## Begin Extracted information

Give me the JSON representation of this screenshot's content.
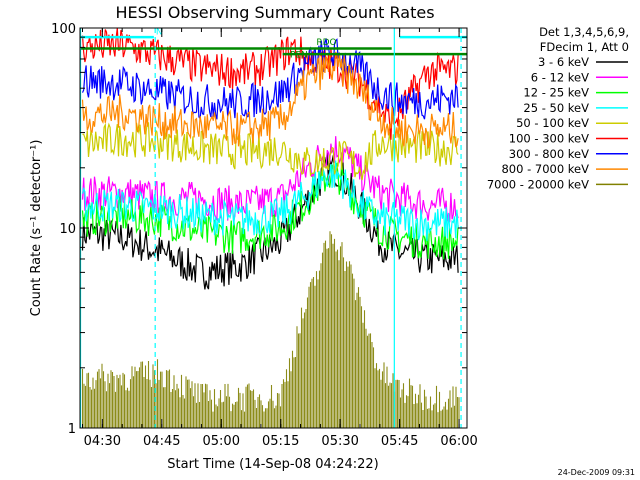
{
  "chart_data": {
    "type": "line",
    "title": "HESSI Observing Summary Count Rates",
    "xlabel": "Start Time (14-Sep-08 04:24:22)",
    "ylabel": "Count Rate (s⁻¹ detector⁻¹)",
    "y_scale": "log",
    "ylim": [
      1,
      100
    ],
    "xlim": [
      "04:24:22",
      "06:02:00"
    ],
    "x_tick_labels": [
      "04:30",
      "04:45",
      "05:00",
      "05:15",
      "05:30",
      "05:45",
      "06:00"
    ],
    "y_tick_labels": [
      "1",
      "10",
      "100"
    ],
    "legend_header": [
      "Det 1,3,4,5,6,9,",
      "FDecim 1, Att 0"
    ],
    "legend_position": "right, outside plot",
    "annotations": [
      "N",
      "RDO",
      "PEN"
    ],
    "footer_date": "24-Dec-2009 09:31",
    "series": [
      {
        "name": "3 - 6 keV",
        "color": "#000000",
        "x": [
          "04:25",
          "04:35",
          "04:45",
          "04:55",
          "05:05",
          "05:15",
          "05:22",
          "05:27",
          "05:30",
          "05:35",
          "05:40",
          "05:45",
          "05:52",
          "06:00"
        ],
        "y": [
          9.5,
          9.0,
          7.5,
          6.0,
          6.5,
          8.5,
          14.0,
          20.0,
          19.0,
          13.0,
          8.5,
          7.5,
          7.0,
          7.0
        ]
      },
      {
        "name": "6 - 12 keV",
        "color": "#ff00ff",
        "x": [
          "04:25",
          "04:35",
          "04:45",
          "04:55",
          "05:05",
          "05:15",
          "05:22",
          "05:27",
          "05:30",
          "05:35",
          "05:40",
          "05:45",
          "05:52",
          "06:00"
        ],
        "y": [
          15.0,
          15.0,
          14.0,
          14.0,
          13.0,
          14.0,
          20.0,
          25.0,
          25.0,
          19.0,
          15.0,
          14.0,
          13.0,
          13.0
        ]
      },
      {
        "name": "12 - 25 keV",
        "color": "#00ff00",
        "x": [
          "04:25",
          "04:35",
          "04:45",
          "04:55",
          "05:05",
          "05:15",
          "05:22",
          "05:27",
          "05:30",
          "05:35",
          "05:40",
          "05:45",
          "05:52",
          "06:00"
        ],
        "y": [
          11.0,
          11.5,
          11.0,
          9.5,
          9.0,
          10.0,
          14.0,
          18.5,
          18.0,
          13.0,
          10.0,
          9.0,
          8.5,
          8.5
        ]
      },
      {
        "name": "25 - 50 keV",
        "color": "#00ffff",
        "x": [
          "04:25",
          "04:35",
          "04:45",
          "04:55",
          "05:05",
          "05:15",
          "05:22",
          "05:27",
          "05:30",
          "05:35",
          "05:40",
          "05:45",
          "05:52",
          "06:00"
        ],
        "y": [
          13.0,
          13.0,
          12.5,
          11.5,
          11.0,
          11.5,
          15.0,
          19.0,
          18.0,
          13.0,
          11.0,
          11.0,
          10.5,
          10.5
        ]
      },
      {
        "name": "50 - 100 keV",
        "color": "#cccc00",
        "x": [
          "04:25",
          "04:35",
          "04:45",
          "04:55",
          "05:05",
          "05:15",
          "05:22",
          "05:27",
          "05:30",
          "05:35",
          "05:40",
          "05:45",
          "05:52",
          "06:00"
        ],
        "y": [
          26.0,
          28.0,
          27.0,
          25.0,
          24.0,
          25.0,
          21.0,
          22.0,
          23.0,
          20.0,
          27.0,
          26.0,
          25.0,
          25.0
        ]
      },
      {
        "name": "100 - 300 keV",
        "color": "#ff0000",
        "x": [
          "04:25",
          "04:35",
          "04:45",
          "04:55",
          "05:05",
          "05:10",
          "05:15",
          "05:18",
          "05:22",
          "05:27",
          "05:30",
          "05:35",
          "05:40",
          "05:43",
          "05:52",
          "06:00"
        ],
        "y": [
          80.0,
          82.0,
          72.0,
          63.0,
          60.0,
          63.0,
          72.0,
          80.0,
          70.0,
          66.0,
          64.0,
          55.0,
          40.0,
          33.0,
          60.0,
          62.0
        ]
      },
      {
        "name": "300 - 800 keV",
        "color": "#0000ff",
        "x": [
          "04:25",
          "04:35",
          "04:45",
          "04:55",
          "05:05",
          "05:15",
          "05:22",
          "05:27",
          "05:30",
          "05:35",
          "05:40",
          "05:45",
          "05:52",
          "06:00"
        ],
        "y": [
          55.0,
          53.0,
          47.0,
          43.0,
          42.0,
          47.0,
          66.0,
          75.0,
          72.0,
          62.0,
          48.0,
          43.0,
          43.0,
          46.0
        ]
      },
      {
        "name": "800 - 7000 keV",
        "color": "#ff8800",
        "x": [
          "04:25",
          "04:35",
          "04:45",
          "04:55",
          "05:05",
          "05:15",
          "05:22",
          "05:27",
          "05:30",
          "05:35",
          "05:40",
          "05:45",
          "05:52",
          "06:00"
        ],
        "y": [
          36.0,
          38.0,
          34.0,
          32.0,
          31.0,
          34.0,
          55.0,
          64.0,
          62.0,
          50.0,
          36.0,
          31.0,
          31.0,
          31.0
        ]
      },
      {
        "name": "7000 - 20000 keV",
        "color": "#808000",
        "x": [
          "04:25",
          "04:35",
          "04:45",
          "04:55",
          "05:05",
          "05:15",
          "05:20",
          "05:25",
          "05:28",
          "05:32",
          "05:36",
          "05:40",
          "05:45",
          "05:52",
          "06:00"
        ],
        "y": [
          1.5,
          1.5,
          1.6,
          1.2,
          1.2,
          1.2,
          2.8,
          5.5,
          8.0,
          5.5,
          3.0,
          1.6,
          1.3,
          1.2,
          1.2
        ]
      }
    ],
    "flag_lines": [
      {
        "label": "N",
        "color": "#00ffff",
        "y": 90,
        "x_start": "04:24:22",
        "x_end": "04:43:00"
      },
      {
        "label": "",
        "color": "#00ffff",
        "y": 90,
        "x_start": "05:45:00",
        "x_end": "06:02:00"
      },
      {
        "label": "",
        "color": "#008800",
        "y": 79,
        "x_start": "04:24:22",
        "x_end": "05:21:00"
      },
      {
        "label": "RDO",
        "color": "#008800",
        "y": 79,
        "x_start": "05:21:00",
        "x_end": "05:43:00"
      },
      {
        "label": "PEN",
        "color": "#008800",
        "y": 74,
        "x_start": "05:15:30",
        "x_end": "06:02:00"
      }
    ],
    "vertical_markers": [
      {
        "x": "04:24:30",
        "style": "solid"
      },
      {
        "x": "04:43:20",
        "style": "dashed"
      },
      {
        "x": "05:43:40",
        "style": "solid"
      },
      {
        "x": "06:00:30",
        "style": "dashed"
      }
    ]
  }
}
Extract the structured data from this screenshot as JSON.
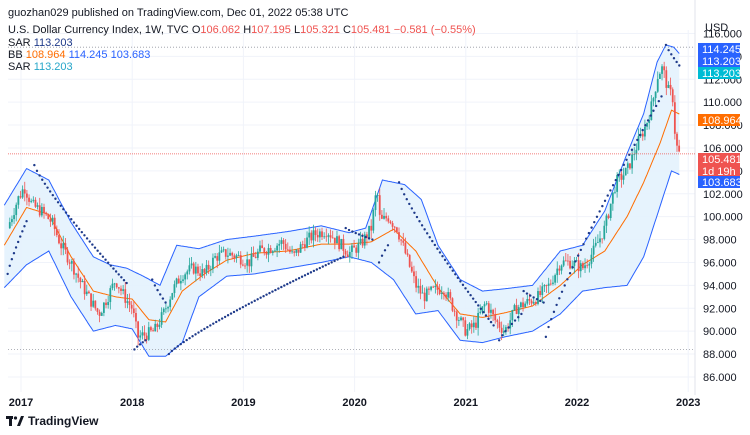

## End Extracted information

▶ **Task**
Return the listing above in full and without alteration, excluding its pictures.

▶ **Response to this exercise**
Give me the JSON representation of this screenshot's content.
{
  "chart_data": {
    "type": "line",
    "title": "HESSI Observing Summary Count Rates",
    "xlabel": "Start Time (14-Sep-08 04:24:22)",
    "ylabel": "Count Rate (s⁻¹ detector⁻¹)",
    "y_scale": "log",
    "ylim": [
      1,
      100
    ],
    "xlim": [
      "04:24:22",
      "06:02:00"
    ],
    "x_tick_labels": [
      "04:30",
      "04:45",
      "05:00",
      "05:15",
      "05:30",
      "05:45",
      "06:00"
    ],
    "y_tick_labels": [
      "1",
      "10",
      "100"
    ],
    "legend_header": [
      "Det 1,3,4,5,6,9,",
      "FDecim 1, Att 0"
    ],
    "legend_position": "right, outside plot",
    "annotations": [
      "N",
      "RDO",
      "PEN"
    ],
    "footer_date": "24-Dec-2009 09:31",
    "series": [
      {
        "name": "3 - 6 keV",
        "color": "#000000",
        "x": [
          "04:25",
          "04:35",
          "04:45",
          "04:55",
          "05:05",
          "05:15",
          "05:22",
          "05:27",
          "05:30",
          "05:35",
          "05:40",
          "05:45",
          "05:52",
          "06:00"
        ],
        "y": [
          9.5,
          9.0,
          7.5,
          6.0,
          6.5,
          8.5,
          14.0,
          20.0,
          19.0,
          13.0,
          8.5,
          7.5,
          7.0,
          7.0
        ]
      },
      {
        "name": "6 - 12 keV",
        "color": "#ff00ff",
        "x": [
          "04:25",
          "04:35",
          "04:45",
          "04:55",
          "05:05",
          "05:15",
          "05:22",
          "05:27",
          "05:30",
          "05:35",
          "05:40",
          "05:45",
          "05:52",
          "06:00"
        ],
        "y": [
          15.0,
          15.0,
          14.0,
          14.0,
          13.0,
          14.0,
          20.0,
          25.0,
          25.0,
          19.0,
          15.0,
          14.0,
          13.0,
          13.0
        ]
      },
      {
        "name": "12 - 25 keV",
        "color": "#00ff00",
        "x": [
          "04:25",
          "04:35",
          "04:45",
          "04:55",
          "05:05",
          "05:15",
          "05:22",
          "05:27",
          "05:30",
          "05:35",
          "05:40",
          "05:45",
          "05:52",
          "06:00"
        ],
        "y": [
          11.0,
          11.5,
          11.0,
          9.5,
          9.0,
          10.0,
          14.0,
          18.5,
          18.0,
          13.0,
          10.0,
          9.0,
          8.5,
          8.5
        ]
      },
      {
        "name": "25 - 50 keV",
        "color": "#00ffff",
        "x": [
          "04:25",
          "04:35",
          "04:45",
          "04:55",
          "05:05",
          "05:15",
          "05:22",
          "05:27",
          "05:30",
          "05:35",
          "05:40",
          "05:45",
          "05:52",
          "06:00"
        ],
        "y": [
          13.0,
          13.0,
          12.5,
          11.5,
          11.0,
          11.5,
          15.0,
          19.0,
          18.0,
          13.0,
          11.0,
          11.0,
          10.5,
          10.5
        ]
      },
      {
        "name": "50 - 100 keV",
        "color": "#cccc00",
        "x": [
          "04:25",
          "04:35",
          "04:45",
          "04:55",
          "05:05",
          "05:15",
          "05:22",
          "05:27",
          "05:30",
          "05:35",
          "05:40",
          "05:45",
          "05:52",
          "06:00"
        ],
        "y": [
          26.0,
          28.0,
          27.0,
          25.0,
          24.0,
          25.0,
          21.0,
          22.0,
          23.0,
          20.0,
          27.0,
          26.0,
          25.0,
          25.0
        ]
      },
      {
        "name": "100 - 300 keV",
        "color": "#ff0000",
        "x": [
          "04:25",
          "04:35",
          "04:45",
          "04:55",
          "05:05",
          "05:10",
          "05:15",
          "05:18",
          "05:22",
          "05:27",
          "05:30",
          "05:35",
          "05:40",
          "05:43",
          "05:52",
          "06:00"
        ],
        "y": [
          80.0,
          82.0,
          72.0,
          63.0,
          60.0,
          63.0,
          72.0,
          80.0,
          70.0,
          66.0,
          64.0,
          55.0,
          40.0,
          33.0,
          60.0,
          62.0
        ]
      },
      {
        "name": "300 - 800 keV",
        "color": "#0000ff",
        "x": [
          "04:25",
          "04:35",
          "04:45",
          "04:55",
          "05:05",
          "05:15",
          "05:22",
          "05:27",
          "05:30",
          "05:35",
          "05:40",
          "05:45",
          "05:52",
          "06:00"
        ],
        "y": [
          55.0,
          53.0,
          47.0,
          43.0,
          42.0,
          47.0,
          66.0,
          75.0,
          72.0,
          62.0,
          48.0,
          43.0,
          43.0,
          46.0
        ]
      },
      {
        "name": "800 - 7000 keV",
        "color": "#ff8800",
        "x": [
          "04:25",
          "04:35",
          "04:45",
          "04:55",
          "05:05",
          "05:15",
          "05:22",
          "05:27",
          "05:30",
          "05:35",
          "05:40",
          "05:45",
          "05:52",
          "06:00"
        ],
        "y": [
          36.0,
          38.0,
          34.0,
          32.0,
          31.0,
          34.0,
          55.0,
          64.0,
          62.0,
          50.0,
          36.0,
          31.0,
          31.0,
          31.0
        ]
      },
      {
        "name": "7000 - 20000 keV",
        "color": "#808000",
        "x": [
          "04:25",
          "04:35",
          "04:45",
          "04:55",
          "05:05",
          "05:15",
          "05:20",
          "05:25",
          "05:28",
          "05:32",
          "05:36",
          "05:40",
          "05:45",
          "05:52",
          "06:00"
        ],
        "y": [
          1.5,
          1.5,
          1.6,
          1.2,
          1.2,
          1.2,
          2.8,
          5.5,
          8.0,
          5.5,
          3.0,
          1.6,
          1.3,
          1.2,
          1.2
        ]
      }
    ],
    "flag_lines": [
      {
        "label": "N",
        "color": "#00ffff",
        "y": 90,
        "x_start": "04:24:22",
        "x_end": "04:43:00"
      },
      {
        "label": "",
        "color": "#00ffff",
        "y": 90,
        "x_start": "05:45:00",
        "x_end": "06:02:00"
      },
      {
        "label": "",
        "color": "#008800",
        "y": 79,
        "x_start": "04:24:22",
        "x_end": "05:21:00"
      },
      {
        "label": "RDO",
        "color": "#008800",
        "y": 79,
        "x_start": "05:21:00",
        "x_end": "05:43:00"
      },
      {
        "label": "PEN",
        "color": "#008800",
        "y": 74,
        "x_start": "05:15:30",
        "x_end": "06:02:00"
      }
    ],
    "vertical_markers": [
      {
        "x": "04:24:30",
        "style": "solid"
      },
      {
        "x": "04:43:20",
        "style": "dashed"
      },
      {
        "x": "05:43:40",
        "style": "solid"
      },
      {
        "x": "06:00:30",
        "style": "dashed"
      }
    ]
  }
}
Extract the structured data from this screenshot as JSON.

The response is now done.